Search the material and gather each line with "Print" in it.

-- DATASET RECORDS start --

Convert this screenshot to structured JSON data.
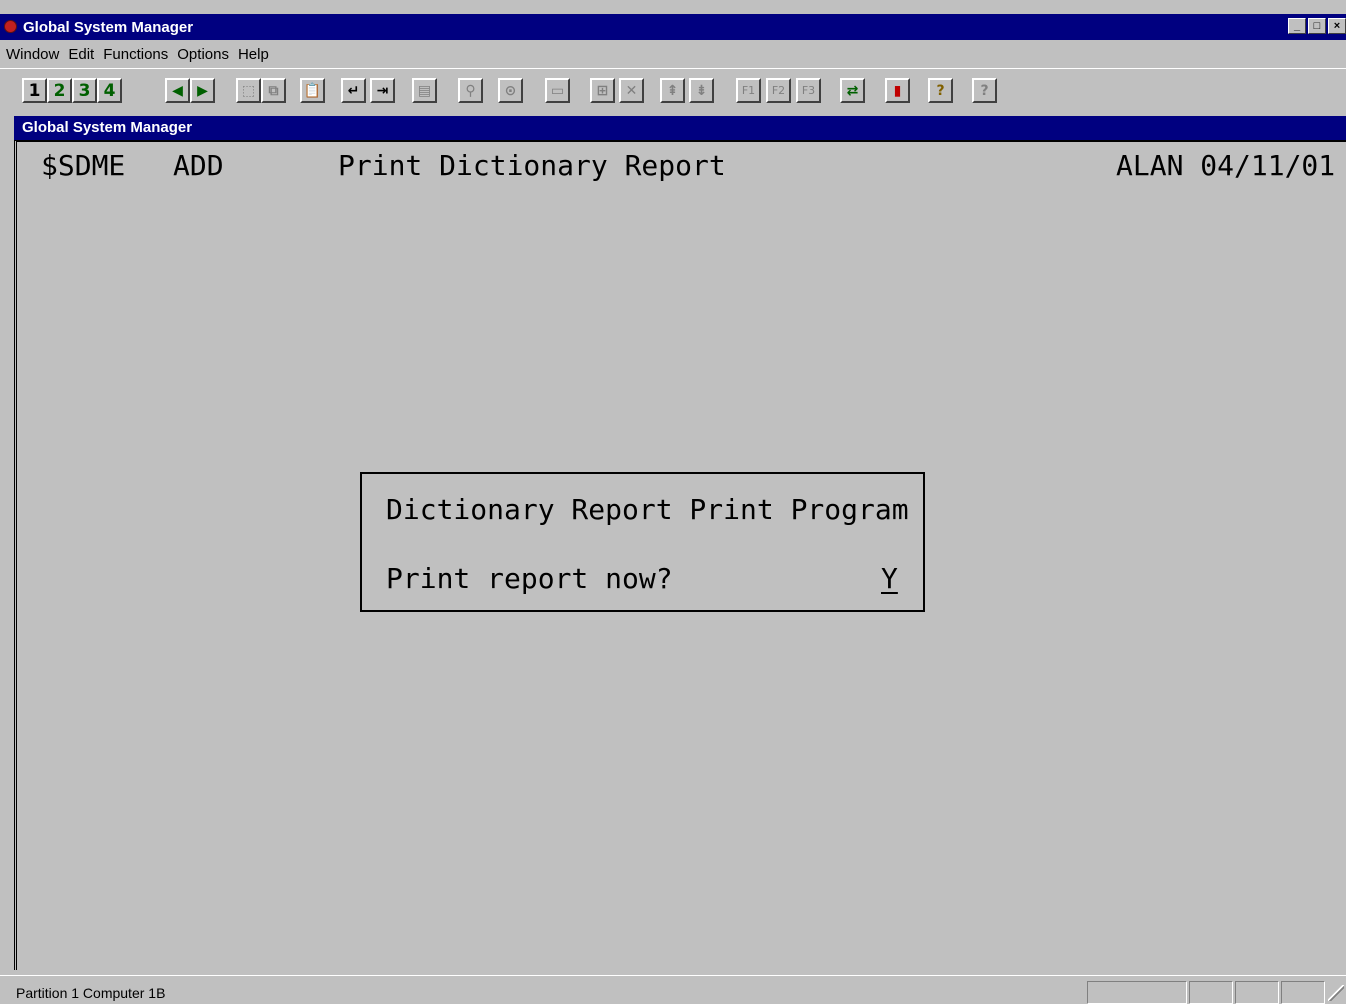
{
  "window": {
    "title": "Global System Manager",
    "controls": [
      "_",
      "□",
      "×"
    ]
  },
  "menu": [
    "Window",
    "Edit",
    "Functions",
    "Options",
    "Help"
  ],
  "toolbar": {
    "buttons": [
      {
        "id": "1",
        "glyph": "1"
      },
      {
        "id": "2",
        "glyph": "2"
      },
      {
        "id": "3",
        "glyph": "3"
      },
      {
        "id": "4",
        "glyph": "4"
      },
      {
        "id": "prev",
        "glyph": "◀"
      },
      {
        "id": "next",
        "glyph": "▶"
      },
      {
        "id": "select",
        "glyph": "⬚"
      },
      {
        "id": "copy",
        "glyph": "⧉"
      },
      {
        "id": "paste",
        "glyph": "📋"
      },
      {
        "id": "enter",
        "glyph": "↵"
      },
      {
        "id": "exit",
        "glyph": "⇥"
      },
      {
        "id": "doc",
        "glyph": "▤"
      },
      {
        "id": "find",
        "glyph": "⚲"
      },
      {
        "id": "binoculars",
        "glyph": "⊙"
      },
      {
        "id": "form",
        "glyph": "▭"
      },
      {
        "id": "insert",
        "glyph": "⊞"
      },
      {
        "id": "delete",
        "glyph": "✕"
      },
      {
        "id": "page-up",
        "glyph": "⇞"
      },
      {
        "id": "page-down",
        "glyph": "⇟"
      },
      {
        "id": "f1",
        "glyph": "F1"
      },
      {
        "id": "f2",
        "glyph": "F2"
      },
      {
        "id": "f3",
        "glyph": "F3"
      },
      {
        "id": "transfer",
        "glyph": "⇄"
      },
      {
        "id": "chart",
        "glyph": "▮"
      },
      {
        "id": "help",
        "glyph": "?"
      },
      {
        "id": "context-help",
        "glyph": "?"
      }
    ]
  },
  "subwindow": {
    "title": "Global System Manager"
  },
  "screen": {
    "program": "$SDME",
    "mode": "ADD",
    "heading": "Print Dictionary Report",
    "user_date": "ALAN 04/11/01"
  },
  "dialog": {
    "title": "Dictionary Report Print Program",
    "prompt": "Print report now?",
    "answer": "Y"
  },
  "status": {
    "text": "Partition 1 Computer 1B"
  },
  "colors": {
    "titlebar": "#000080",
    "face": "#c0c0c0"
  }
}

-- DATASET RECORDS end --

(SOLUTION TO THIS PROBLEM)
    "heading": "Print Dictionary Report",
    "title": "Dictionary Report Print Program",
    "prompt": "Print report now?",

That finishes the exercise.